*Task brief*. Of all the lines in the material, how many include the word "color"? Give only the number.

*Records shown*.

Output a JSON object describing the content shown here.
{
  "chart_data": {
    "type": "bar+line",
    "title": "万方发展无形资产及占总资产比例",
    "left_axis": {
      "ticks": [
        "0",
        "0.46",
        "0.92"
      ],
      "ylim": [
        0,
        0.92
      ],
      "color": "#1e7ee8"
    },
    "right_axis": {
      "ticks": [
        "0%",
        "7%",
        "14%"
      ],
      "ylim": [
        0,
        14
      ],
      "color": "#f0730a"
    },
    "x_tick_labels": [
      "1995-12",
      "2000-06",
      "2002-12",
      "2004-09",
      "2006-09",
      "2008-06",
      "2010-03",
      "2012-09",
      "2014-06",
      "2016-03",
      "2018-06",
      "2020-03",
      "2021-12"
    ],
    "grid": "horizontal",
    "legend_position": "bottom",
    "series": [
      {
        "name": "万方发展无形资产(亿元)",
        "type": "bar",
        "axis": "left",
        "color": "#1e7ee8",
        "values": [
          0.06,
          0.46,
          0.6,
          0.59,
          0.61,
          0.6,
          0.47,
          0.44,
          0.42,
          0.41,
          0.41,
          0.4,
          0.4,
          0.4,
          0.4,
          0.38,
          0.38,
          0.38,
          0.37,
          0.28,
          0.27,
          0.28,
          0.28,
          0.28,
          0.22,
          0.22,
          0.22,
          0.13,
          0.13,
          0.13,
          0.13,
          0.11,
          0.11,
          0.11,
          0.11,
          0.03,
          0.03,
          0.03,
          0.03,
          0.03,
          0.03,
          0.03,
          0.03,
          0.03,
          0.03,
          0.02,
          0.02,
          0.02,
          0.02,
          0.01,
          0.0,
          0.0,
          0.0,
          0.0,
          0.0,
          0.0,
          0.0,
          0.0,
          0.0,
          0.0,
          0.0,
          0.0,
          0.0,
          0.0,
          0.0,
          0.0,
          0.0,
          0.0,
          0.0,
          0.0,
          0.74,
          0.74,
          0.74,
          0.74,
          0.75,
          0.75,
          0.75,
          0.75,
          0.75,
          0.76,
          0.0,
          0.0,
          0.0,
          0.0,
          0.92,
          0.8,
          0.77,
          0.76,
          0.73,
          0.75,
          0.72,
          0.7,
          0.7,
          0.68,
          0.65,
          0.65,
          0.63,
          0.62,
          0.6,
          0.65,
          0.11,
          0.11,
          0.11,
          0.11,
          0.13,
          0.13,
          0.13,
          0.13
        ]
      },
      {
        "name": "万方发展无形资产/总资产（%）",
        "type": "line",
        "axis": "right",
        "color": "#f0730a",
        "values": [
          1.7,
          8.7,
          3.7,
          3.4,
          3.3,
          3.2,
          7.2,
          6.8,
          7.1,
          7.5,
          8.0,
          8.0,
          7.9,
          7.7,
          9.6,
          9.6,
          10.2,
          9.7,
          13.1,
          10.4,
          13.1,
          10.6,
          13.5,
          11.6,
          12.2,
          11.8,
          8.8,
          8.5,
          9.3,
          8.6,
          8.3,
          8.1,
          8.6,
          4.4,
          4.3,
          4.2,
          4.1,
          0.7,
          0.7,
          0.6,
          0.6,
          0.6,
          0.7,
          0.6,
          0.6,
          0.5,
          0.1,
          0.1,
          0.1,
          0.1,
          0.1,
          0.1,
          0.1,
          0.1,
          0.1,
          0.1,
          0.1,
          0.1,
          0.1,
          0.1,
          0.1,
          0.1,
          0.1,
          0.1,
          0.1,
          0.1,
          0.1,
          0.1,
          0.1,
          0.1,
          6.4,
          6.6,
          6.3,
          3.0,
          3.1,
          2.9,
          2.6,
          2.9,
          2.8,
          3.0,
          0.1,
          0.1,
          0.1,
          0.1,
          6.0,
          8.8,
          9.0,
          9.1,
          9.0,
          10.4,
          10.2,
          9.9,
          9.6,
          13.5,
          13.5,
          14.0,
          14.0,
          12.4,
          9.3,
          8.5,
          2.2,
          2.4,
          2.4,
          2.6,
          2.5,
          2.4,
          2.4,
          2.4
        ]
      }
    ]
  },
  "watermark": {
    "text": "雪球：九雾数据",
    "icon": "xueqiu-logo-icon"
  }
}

*Problem solution*. 4